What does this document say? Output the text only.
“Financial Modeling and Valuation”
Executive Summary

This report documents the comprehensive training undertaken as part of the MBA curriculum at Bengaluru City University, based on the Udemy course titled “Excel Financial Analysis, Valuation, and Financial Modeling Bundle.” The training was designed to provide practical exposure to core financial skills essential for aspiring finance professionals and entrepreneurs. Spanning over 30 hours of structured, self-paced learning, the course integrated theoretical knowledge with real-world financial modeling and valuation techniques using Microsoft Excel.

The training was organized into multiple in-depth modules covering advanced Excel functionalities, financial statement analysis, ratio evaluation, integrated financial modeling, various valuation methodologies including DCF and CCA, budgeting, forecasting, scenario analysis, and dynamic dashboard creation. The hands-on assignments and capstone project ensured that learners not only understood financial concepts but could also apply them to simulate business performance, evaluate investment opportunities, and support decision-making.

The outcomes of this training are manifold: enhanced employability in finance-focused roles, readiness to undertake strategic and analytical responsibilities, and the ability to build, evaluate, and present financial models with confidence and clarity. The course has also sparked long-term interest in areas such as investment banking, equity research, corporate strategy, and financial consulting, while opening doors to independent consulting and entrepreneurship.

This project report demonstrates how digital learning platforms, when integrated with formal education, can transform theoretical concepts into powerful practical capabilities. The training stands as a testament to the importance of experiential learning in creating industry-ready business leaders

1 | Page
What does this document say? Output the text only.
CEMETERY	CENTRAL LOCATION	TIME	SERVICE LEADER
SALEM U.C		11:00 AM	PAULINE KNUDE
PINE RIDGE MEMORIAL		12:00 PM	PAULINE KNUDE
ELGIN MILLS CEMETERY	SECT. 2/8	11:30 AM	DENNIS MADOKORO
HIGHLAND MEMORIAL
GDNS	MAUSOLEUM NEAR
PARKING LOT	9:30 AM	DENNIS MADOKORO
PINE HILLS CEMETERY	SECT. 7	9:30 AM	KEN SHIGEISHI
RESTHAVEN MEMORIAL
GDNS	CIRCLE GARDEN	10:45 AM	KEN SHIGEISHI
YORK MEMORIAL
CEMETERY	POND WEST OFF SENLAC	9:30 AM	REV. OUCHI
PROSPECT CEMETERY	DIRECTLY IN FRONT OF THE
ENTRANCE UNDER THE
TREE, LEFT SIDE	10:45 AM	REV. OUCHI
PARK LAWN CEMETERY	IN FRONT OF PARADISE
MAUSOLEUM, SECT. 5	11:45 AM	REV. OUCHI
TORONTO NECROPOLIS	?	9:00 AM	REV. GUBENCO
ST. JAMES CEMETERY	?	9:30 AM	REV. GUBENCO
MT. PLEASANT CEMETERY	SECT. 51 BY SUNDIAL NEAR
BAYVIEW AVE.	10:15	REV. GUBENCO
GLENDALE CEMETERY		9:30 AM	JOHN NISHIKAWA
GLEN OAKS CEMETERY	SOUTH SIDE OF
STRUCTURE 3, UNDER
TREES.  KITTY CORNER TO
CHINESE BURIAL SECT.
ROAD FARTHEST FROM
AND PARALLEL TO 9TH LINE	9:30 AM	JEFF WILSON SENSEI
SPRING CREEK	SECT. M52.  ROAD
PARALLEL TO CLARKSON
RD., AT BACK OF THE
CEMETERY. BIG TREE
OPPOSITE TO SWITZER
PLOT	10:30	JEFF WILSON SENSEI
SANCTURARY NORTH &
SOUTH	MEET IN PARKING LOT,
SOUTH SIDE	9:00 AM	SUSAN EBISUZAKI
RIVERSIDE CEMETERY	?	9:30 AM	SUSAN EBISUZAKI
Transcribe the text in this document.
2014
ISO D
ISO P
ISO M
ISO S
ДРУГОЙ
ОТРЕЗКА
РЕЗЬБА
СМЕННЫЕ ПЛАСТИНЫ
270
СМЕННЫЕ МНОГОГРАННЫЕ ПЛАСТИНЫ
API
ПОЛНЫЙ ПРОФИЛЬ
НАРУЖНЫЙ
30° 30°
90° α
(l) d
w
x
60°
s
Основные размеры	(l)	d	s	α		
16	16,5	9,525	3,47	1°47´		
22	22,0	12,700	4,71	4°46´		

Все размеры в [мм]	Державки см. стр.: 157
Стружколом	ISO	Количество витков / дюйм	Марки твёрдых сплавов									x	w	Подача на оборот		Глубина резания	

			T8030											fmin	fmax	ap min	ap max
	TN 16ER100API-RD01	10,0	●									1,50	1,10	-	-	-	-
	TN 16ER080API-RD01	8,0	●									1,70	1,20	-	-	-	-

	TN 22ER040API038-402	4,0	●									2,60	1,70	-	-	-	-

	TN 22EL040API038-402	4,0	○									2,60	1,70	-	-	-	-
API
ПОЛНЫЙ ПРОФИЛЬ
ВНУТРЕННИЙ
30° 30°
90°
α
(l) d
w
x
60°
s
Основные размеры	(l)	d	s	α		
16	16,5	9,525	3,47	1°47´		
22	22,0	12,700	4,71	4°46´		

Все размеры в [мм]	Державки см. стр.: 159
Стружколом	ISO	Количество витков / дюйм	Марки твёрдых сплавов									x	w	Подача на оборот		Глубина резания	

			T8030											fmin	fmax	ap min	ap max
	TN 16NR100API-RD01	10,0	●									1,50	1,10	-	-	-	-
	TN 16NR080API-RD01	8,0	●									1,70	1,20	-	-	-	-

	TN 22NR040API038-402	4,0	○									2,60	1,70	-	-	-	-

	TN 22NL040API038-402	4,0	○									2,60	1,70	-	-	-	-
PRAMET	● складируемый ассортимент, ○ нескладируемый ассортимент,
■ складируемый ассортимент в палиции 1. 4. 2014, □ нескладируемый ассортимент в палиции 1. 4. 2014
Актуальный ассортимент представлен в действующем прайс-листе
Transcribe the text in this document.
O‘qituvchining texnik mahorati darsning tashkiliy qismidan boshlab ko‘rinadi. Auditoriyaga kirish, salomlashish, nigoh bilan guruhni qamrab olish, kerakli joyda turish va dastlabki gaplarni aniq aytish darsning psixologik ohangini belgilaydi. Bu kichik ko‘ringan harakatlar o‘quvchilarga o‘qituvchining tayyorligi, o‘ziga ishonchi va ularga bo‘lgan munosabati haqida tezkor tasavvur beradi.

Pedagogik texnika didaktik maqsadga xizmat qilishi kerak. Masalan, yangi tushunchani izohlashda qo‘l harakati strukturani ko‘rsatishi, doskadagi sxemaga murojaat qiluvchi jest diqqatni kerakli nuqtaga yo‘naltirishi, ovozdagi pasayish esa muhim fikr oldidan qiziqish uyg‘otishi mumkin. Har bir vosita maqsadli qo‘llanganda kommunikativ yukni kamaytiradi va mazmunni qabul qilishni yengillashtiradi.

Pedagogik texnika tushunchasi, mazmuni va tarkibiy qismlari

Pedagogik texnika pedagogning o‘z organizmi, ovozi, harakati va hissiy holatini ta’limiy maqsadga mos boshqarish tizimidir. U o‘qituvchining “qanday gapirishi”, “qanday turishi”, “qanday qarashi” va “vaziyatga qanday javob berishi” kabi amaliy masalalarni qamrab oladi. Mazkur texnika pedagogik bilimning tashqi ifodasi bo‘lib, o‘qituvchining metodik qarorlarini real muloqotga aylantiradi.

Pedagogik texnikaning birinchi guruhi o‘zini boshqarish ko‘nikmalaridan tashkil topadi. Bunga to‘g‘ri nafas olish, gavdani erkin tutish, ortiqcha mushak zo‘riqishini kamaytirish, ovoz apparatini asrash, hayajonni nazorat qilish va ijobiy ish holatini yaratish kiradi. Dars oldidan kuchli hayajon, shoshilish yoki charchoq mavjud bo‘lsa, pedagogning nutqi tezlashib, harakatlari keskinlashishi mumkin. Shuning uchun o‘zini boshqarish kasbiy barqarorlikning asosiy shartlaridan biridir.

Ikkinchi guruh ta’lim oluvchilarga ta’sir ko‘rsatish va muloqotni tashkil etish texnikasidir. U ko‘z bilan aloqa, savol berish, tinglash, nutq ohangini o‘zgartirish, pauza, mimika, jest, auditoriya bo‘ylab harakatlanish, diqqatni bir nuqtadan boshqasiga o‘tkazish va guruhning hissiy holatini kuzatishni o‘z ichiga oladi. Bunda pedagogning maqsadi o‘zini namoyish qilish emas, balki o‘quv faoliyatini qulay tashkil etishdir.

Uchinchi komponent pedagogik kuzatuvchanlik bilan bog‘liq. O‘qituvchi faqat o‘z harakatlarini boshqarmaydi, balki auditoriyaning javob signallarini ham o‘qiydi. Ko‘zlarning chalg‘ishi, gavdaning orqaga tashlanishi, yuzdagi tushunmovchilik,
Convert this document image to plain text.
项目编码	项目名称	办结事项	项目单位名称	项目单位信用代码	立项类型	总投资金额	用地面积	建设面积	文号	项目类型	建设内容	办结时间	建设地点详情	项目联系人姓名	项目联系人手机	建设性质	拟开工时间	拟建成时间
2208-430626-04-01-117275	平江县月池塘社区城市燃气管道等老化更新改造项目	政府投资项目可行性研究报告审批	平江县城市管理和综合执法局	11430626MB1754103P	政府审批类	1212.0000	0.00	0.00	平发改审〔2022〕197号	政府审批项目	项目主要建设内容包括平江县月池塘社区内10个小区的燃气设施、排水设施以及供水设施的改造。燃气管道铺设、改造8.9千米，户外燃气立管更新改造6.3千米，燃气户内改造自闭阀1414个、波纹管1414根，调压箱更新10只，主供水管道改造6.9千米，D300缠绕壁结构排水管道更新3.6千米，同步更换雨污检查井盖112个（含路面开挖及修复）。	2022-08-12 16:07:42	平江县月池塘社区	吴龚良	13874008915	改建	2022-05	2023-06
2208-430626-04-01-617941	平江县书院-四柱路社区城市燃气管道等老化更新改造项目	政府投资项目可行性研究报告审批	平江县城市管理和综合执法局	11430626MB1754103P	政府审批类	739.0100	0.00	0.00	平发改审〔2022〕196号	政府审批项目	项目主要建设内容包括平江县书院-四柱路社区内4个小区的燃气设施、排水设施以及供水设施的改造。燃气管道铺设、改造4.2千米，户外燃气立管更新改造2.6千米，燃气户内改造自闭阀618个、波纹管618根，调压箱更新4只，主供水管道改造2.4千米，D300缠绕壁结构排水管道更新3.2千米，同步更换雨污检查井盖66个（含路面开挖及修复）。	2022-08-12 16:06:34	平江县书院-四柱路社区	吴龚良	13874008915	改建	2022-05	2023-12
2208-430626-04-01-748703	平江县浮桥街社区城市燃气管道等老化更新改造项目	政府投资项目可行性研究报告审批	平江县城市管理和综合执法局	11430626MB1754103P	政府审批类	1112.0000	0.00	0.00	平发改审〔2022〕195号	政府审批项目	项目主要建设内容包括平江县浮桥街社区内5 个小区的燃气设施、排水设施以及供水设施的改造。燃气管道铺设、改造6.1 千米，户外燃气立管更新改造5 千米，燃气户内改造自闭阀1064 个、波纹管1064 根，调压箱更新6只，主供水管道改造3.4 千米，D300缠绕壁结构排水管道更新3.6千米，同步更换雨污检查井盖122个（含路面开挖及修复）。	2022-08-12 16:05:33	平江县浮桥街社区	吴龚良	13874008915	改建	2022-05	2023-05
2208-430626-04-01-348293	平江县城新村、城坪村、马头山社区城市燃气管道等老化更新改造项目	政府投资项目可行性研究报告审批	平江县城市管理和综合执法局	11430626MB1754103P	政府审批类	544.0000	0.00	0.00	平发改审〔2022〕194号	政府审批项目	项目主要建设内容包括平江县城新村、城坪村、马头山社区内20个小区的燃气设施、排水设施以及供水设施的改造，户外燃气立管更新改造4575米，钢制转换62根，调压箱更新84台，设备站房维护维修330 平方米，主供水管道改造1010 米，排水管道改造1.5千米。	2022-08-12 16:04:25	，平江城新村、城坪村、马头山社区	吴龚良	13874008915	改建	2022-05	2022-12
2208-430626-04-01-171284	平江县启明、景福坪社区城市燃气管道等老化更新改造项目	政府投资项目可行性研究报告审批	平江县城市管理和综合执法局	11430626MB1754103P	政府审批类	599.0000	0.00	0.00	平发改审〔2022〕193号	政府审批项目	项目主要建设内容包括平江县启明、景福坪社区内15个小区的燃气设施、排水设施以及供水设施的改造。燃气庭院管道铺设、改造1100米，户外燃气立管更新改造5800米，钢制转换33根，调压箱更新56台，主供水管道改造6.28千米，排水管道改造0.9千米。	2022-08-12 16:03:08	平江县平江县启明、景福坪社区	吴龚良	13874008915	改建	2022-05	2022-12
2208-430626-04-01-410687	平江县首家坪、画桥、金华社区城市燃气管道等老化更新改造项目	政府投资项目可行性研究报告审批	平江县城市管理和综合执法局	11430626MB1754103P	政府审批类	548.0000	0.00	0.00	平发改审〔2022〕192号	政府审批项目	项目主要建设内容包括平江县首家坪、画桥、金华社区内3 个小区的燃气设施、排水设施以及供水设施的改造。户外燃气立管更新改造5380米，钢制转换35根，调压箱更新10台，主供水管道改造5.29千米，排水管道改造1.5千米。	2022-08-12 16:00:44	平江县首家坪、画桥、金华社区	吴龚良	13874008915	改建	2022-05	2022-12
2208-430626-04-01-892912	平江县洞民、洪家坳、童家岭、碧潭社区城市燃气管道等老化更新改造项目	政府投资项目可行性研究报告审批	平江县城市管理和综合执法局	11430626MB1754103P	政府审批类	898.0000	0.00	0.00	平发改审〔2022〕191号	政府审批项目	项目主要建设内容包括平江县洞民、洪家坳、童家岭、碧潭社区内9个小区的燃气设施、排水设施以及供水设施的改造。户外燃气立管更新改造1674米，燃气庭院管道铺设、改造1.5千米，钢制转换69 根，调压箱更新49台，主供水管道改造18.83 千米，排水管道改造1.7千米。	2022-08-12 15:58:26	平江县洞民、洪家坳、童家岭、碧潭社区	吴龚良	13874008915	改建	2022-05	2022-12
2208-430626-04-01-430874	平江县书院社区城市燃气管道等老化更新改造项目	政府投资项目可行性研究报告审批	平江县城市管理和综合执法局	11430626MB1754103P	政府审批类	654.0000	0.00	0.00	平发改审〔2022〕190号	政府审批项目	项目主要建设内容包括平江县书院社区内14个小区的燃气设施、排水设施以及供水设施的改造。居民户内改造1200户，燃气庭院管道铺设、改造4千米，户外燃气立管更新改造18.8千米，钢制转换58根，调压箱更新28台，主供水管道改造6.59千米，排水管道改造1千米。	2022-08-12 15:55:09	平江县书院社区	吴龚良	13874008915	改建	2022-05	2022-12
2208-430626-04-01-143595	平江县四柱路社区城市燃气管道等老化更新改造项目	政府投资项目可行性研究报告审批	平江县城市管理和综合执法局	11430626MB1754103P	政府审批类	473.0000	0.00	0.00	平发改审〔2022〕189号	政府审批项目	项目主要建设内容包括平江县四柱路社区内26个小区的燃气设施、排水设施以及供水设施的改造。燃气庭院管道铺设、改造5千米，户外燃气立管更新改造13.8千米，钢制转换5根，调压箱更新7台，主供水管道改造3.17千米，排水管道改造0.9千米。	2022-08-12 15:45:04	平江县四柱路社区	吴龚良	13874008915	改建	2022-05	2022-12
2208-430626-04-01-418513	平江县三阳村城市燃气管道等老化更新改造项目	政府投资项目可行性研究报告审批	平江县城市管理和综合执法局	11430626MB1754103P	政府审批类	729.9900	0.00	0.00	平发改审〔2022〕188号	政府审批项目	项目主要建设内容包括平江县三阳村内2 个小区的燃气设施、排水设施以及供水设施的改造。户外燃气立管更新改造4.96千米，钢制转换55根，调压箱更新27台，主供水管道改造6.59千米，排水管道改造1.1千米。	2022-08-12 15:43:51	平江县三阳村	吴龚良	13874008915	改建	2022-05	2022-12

Instruction
Copy out each line of the records that holds the string "KNUDE".

In response
SALEM U.C		11:00 AM	PAULINE KNUDE
PINE RIDGE MEMORIAL		12:00 PM	PAULINE KNUDE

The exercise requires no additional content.